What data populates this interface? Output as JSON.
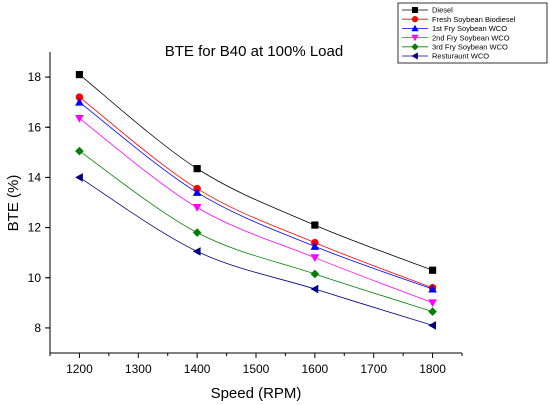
{
  "chart_data": {
    "type": "line",
    "title": "BTE for B40 at 100% Load",
    "xlabel": "Speed (RPM)",
    "ylabel": "BTE (%)",
    "xlim": [
      1150,
      1850
    ],
    "ylim": [
      7,
      19
    ],
    "xticks": [
      1200,
      1300,
      1400,
      1500,
      1600,
      1700,
      1800
    ],
    "yticks": [
      8,
      10,
      12,
      14,
      16,
      18
    ],
    "legend_position": "top-right",
    "grid": false,
    "x": [
      1200,
      1400,
      1600,
      1800
    ],
    "series": [
      {
        "name": "Diesel",
        "values": [
          18.1,
          14.35,
          12.1,
          10.3
        ],
        "color": "#000000",
        "marker": "square"
      },
      {
        "name": "Fresh Soybean Biodiesel",
        "values": [
          17.2,
          13.55,
          11.4,
          9.6
        ],
        "color": "#ff0000",
        "marker": "circle"
      },
      {
        "name": "1st Fry Soybean WCO",
        "values": [
          17.0,
          13.4,
          11.25,
          9.55
        ],
        "color": "#0000ff",
        "marker": "triangle-up"
      },
      {
        "name": "2nd Fry Soybean WCO",
        "values": [
          16.35,
          12.8,
          10.8,
          9.0
        ],
        "color": "#ff00ff",
        "marker": "triangle-down"
      },
      {
        "name": "3rd Fry Soybean WCO",
        "values": [
          15.05,
          11.8,
          10.15,
          8.65
        ],
        "color": "#008000",
        "marker": "diamond"
      },
      {
        "name": "Resturaunt WCO",
        "values": [
          14.0,
          11.05,
          9.55,
          8.1
        ],
        "color": "#000080",
        "marker": "triangle-left"
      }
    ]
  }
}
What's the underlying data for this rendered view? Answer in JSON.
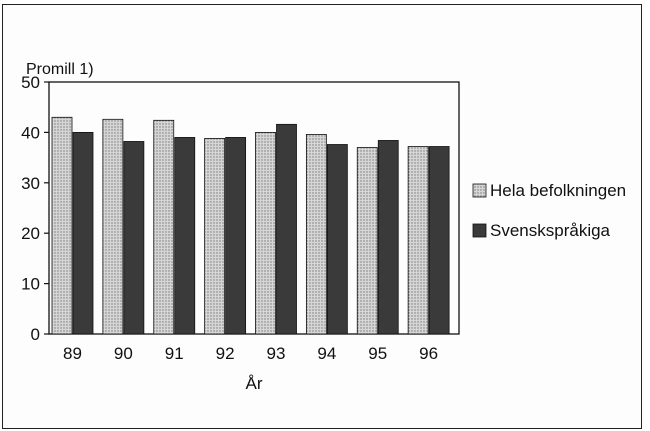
{
  "chart_data": {
    "type": "bar",
    "ylabel": "Promill 1)",
    "xlabel": "År",
    "categories": [
      "89",
      "90",
      "91",
      "92",
      "93",
      "94",
      "95",
      "96"
    ],
    "series": [
      {
        "name": "Hela befolkningen",
        "values": [
          43,
          42.6,
          42.4,
          38.8,
          40,
          39.6,
          37,
          37.2
        ],
        "color": "#c8c8c8",
        "pattern": "dotted"
      },
      {
        "name": "Svenskspråkiga",
        "values": [
          40,
          38.2,
          39,
          39,
          41.6,
          37.6,
          38.4,
          37.2
        ],
        "color": "#3a3a3a",
        "pattern": "solid"
      }
    ],
    "ylim": [
      0,
      50
    ],
    "yticks": [
      0,
      10,
      20,
      30,
      40,
      50
    ],
    "legend_position": "right",
    "grid": false
  }
}
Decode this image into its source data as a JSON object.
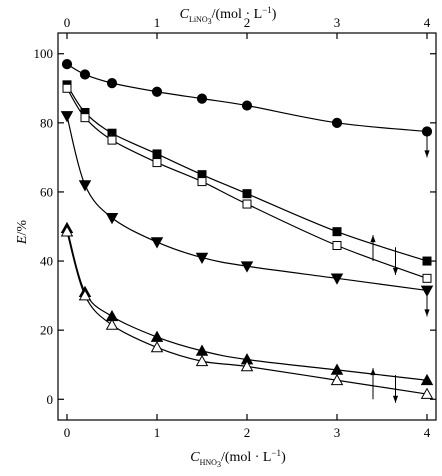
{
  "chart_data": {
    "type": "scatter",
    "ylabel": "E/%",
    "xlabel_bottom": "C_HNO3/(mol·L⁻¹)",
    "xlabel_top": "C_LiNO3/(mol·L⁻¹)",
    "xlabel_bottom_parts": {
      "main": "C",
      "sub": "HNO",
      "sub2": "3",
      "unit": "/(mol · L",
      "sup": "−1",
      "close": ")"
    },
    "xlabel_top_parts": {
      "main": "C",
      "sub": "LiNO",
      "sub2": "3",
      "unit": "/(mol · L",
      "sup": "−1",
      "close": ")"
    },
    "ylabel_parts": {
      "main": "E",
      "unit": "/%"
    },
    "xlim": [
      -0.1,
      4.1
    ],
    "ylim": [
      -6,
      106
    ],
    "x_ticks": [
      0,
      1,
      2,
      3,
      4
    ],
    "y_ticks": [
      0,
      20,
      40,
      60,
      80,
      100
    ],
    "x_tick_labels": [
      "0",
      "1",
      "2",
      "3",
      "4"
    ],
    "y_tick_labels": [
      "0",
      "20",
      "40",
      "60",
      "80",
      "100"
    ],
    "series": [
      {
        "marker": "circle",
        "filled": true,
        "x": [
          0,
          0.2,
          0.5,
          1.0,
          1.5,
          2.0,
          3.0,
          4.0
        ],
        "y": [
          97,
          94,
          91.5,
          89,
          87,
          85,
          80,
          77.5
        ]
      },
      {
        "marker": "square",
        "filled": true,
        "x": [
          0,
          0.2,
          0.5,
          1.0,
          1.5,
          2.0,
          3.0,
          4.0
        ],
        "y": [
          91,
          83,
          77,
          71,
          65,
          59.5,
          48.5,
          40
        ]
      },
      {
        "marker": "square",
        "filled": false,
        "x": [
          0,
          0.2,
          0.5,
          1.0,
          1.5,
          2.0,
          3.0,
          4.0
        ],
        "y": [
          90,
          81.5,
          75,
          68.5,
          63,
          56.5,
          44.5,
          35
        ]
      },
      {
        "marker": "triangle-down",
        "filled": true,
        "x": [
          0,
          0.2,
          0.5,
          1.0,
          1.5,
          2.0,
          3.0,
          4.0
        ],
        "y": [
          82,
          62,
          52.5,
          45.5,
          41,
          38.5,
          35,
          31.5
        ]
      },
      {
        "marker": "triangle-up",
        "filled": true,
        "x": [
          0,
          0.2,
          0.5,
          1.0,
          1.5,
          2.0,
          3.0,
          4.0
        ],
        "y": [
          49.5,
          31,
          24,
          18,
          14,
          11.5,
          8.5,
          5.5
        ]
      },
      {
        "marker": "triangle-up",
        "filled": false,
        "x": [
          0,
          0.2,
          0.5,
          1.0,
          1.5,
          2.0,
          3.0,
          4.0
        ],
        "y": [
          48.5,
          30,
          21.5,
          15,
          11,
          9.5,
          5.5,
          1.5
        ]
      }
    ],
    "annotations": [
      {
        "type": "arrow",
        "direction": "down",
        "x": 4.0,
        "y_from": 77,
        "y_to": 70
      },
      {
        "type": "arrow",
        "direction": "up",
        "x": 3.4,
        "y_from": 40,
        "y_to": 47.5
      },
      {
        "type": "arrow",
        "direction": "down",
        "x": 3.65,
        "y_from": 44,
        "y_to": 36
      },
      {
        "type": "arrow",
        "direction": "down",
        "x": 4.0,
        "y_from": 31,
        "y_to": 24
      },
      {
        "type": "arrow",
        "direction": "up",
        "x": 3.4,
        "y_from": 0,
        "y_to": 9
      },
      {
        "type": "arrow",
        "direction": "down",
        "x": 3.65,
        "y_from": 7,
        "y_to": -1
      }
    ],
    "grid": false,
    "legend": "none"
  }
}
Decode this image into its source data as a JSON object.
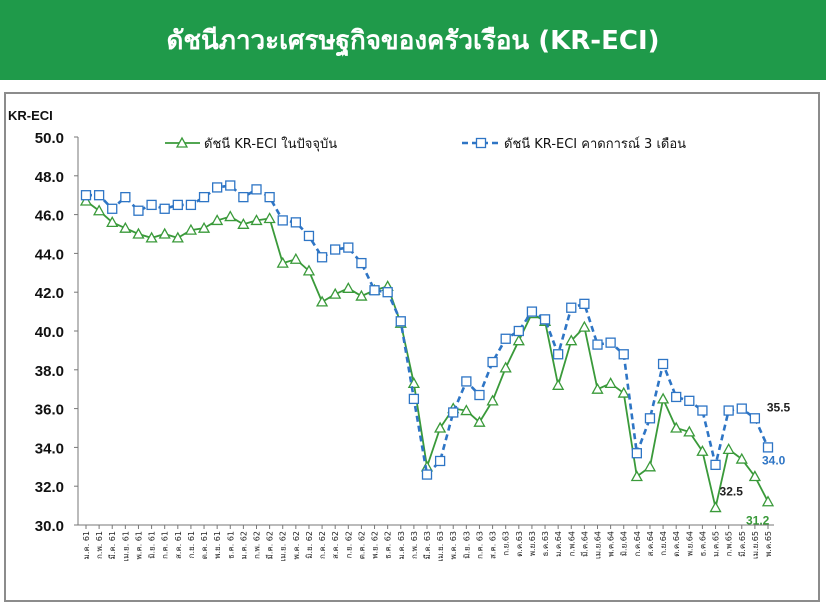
{
  "header": {
    "title": "ดัชนีภาวะเศรษฐกิจของครัวเรือน (KR-ECI)"
  },
  "chart_data": {
    "type": "line",
    "ylabel": "KR-ECI",
    "ylim": [
      30,
      50
    ],
    "yticks": [
      "30.0",
      "32.0",
      "34.0",
      "36.0",
      "38.0",
      "40.0",
      "42.0",
      "44.0",
      "46.0",
      "48.0",
      "50.0"
    ],
    "categories": [
      "ม.ค. 61",
      "ก.พ. 61",
      "มี.ค. 61",
      "เม.ย. 61",
      "พ.ค. 61",
      "มิ.ย. 61",
      "ก.ค. 61",
      "ส.ค. 61",
      "ก.ย. 61",
      "ต.ค. 61",
      "พ.ย. 61",
      "ธ.ค. 61",
      "ม.ค. 62",
      "ก.พ. 62",
      "มี.ค. 62",
      "เม.ย. 62",
      "พ.ค. 62",
      "มิ.ย. 62",
      "ก.ค. 62",
      "ส.ค. 62",
      "ก.ย. 62",
      "ต.ค. 62",
      "พ.ย. 62",
      "ธ.ค. 62",
      "ม.ค. 63",
      "ก.พ. 63",
      "มี.ค. 63",
      "เม.ย. 63",
      "พ.ค. 63",
      "มิ.ย. 63",
      "ก.ค. 63",
      "ส.ค. 63",
      "ก.ย.63",
      "ต.ค.63",
      "พ.ย.63",
      "ธ.ค.63",
      "ม.ค.64",
      "ก.พ.64",
      "มี.ค.64",
      "เม.ย.64",
      "พ.ค.64",
      "มิ.ย.64",
      "ก.ค.64",
      "ส.ค.64",
      "ก.ย.64",
      "ต.ค.64",
      "พ.ย.64",
      "ธ.ค.64",
      "ม.ค.65",
      "ก.พ.65",
      "มี.ค.65",
      "เม.ย.65",
      "พ.ค.65"
    ],
    "legend": [
      "ดัชนี KR-ECI ในปัจจุบัน",
      "ดัชนี KR-ECI คาดการณ์ 3 เดือน"
    ],
    "legend_position": "top",
    "series": [
      {
        "name": "ดัชนี KR-ECI ในปัจจุบัน",
        "color": "#3a9a3a",
        "style": "solid",
        "marker": "triangle",
        "values": [
          46.7,
          46.2,
          45.6,
          45.3,
          45.0,
          44.8,
          45.0,
          44.8,
          45.2,
          45.3,
          45.7,
          45.9,
          45.5,
          45.7,
          45.8,
          43.5,
          43.7,
          43.1,
          41.5,
          41.9,
          42.2,
          41.8,
          42.1,
          42.3,
          40.4,
          37.3,
          33.0,
          35.0,
          36.0,
          35.9,
          35.3,
          36.4,
          38.1,
          39.5,
          40.9,
          40.5,
          37.2,
          39.5,
          40.2,
          37.0,
          37.3,
          36.8,
          32.5,
          33.0,
          36.5,
          35.0,
          34.8,
          33.8,
          30.9,
          33.9,
          33.4,
          32.5,
          31.2
        ]
      },
      {
        "name": "ดัชนี KR-ECI คาดการณ์ 3 เดือน",
        "color": "#2e75c5",
        "style": "dashed",
        "marker": "square",
        "values": [
          47.0,
          47.0,
          46.3,
          46.9,
          46.2,
          46.5,
          46.3,
          46.5,
          46.5,
          46.9,
          47.4,
          47.5,
          46.9,
          47.3,
          46.9,
          45.7,
          45.6,
          44.9,
          43.8,
          44.2,
          44.3,
          43.5,
          42.1,
          42.0,
          40.5,
          36.5,
          32.6,
          33.3,
          35.8,
          37.4,
          36.7,
          38.4,
          39.6,
          40.0,
          41.0,
          40.6,
          38.8,
          41.2,
          41.4,
          39.3,
          39.4,
          38.8,
          33.7,
          35.5,
          38.3,
          36.6,
          36.4,
          35.9,
          33.1,
          35.9,
          36.0,
          35.5,
          34.0
        ]
      }
    ],
    "annotations": [
      {
        "text": "35.5",
        "series": 1,
        "index": 51,
        "color": "#222222"
      },
      {
        "text": "34.0",
        "series": 1,
        "index": 52,
        "color": "#2e75c5"
      },
      {
        "text": "32.5",
        "series": 0,
        "index": 51,
        "color": "#222222"
      },
      {
        "text": "31.2",
        "series": 0,
        "index": 52,
        "color": "#3a9a3a"
      }
    ],
    "grid": false
  }
}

* THE REQUEST:
State, as a bare number, how many lines of the listing hold the word "right".

* WRITTEN SOLUTION:
2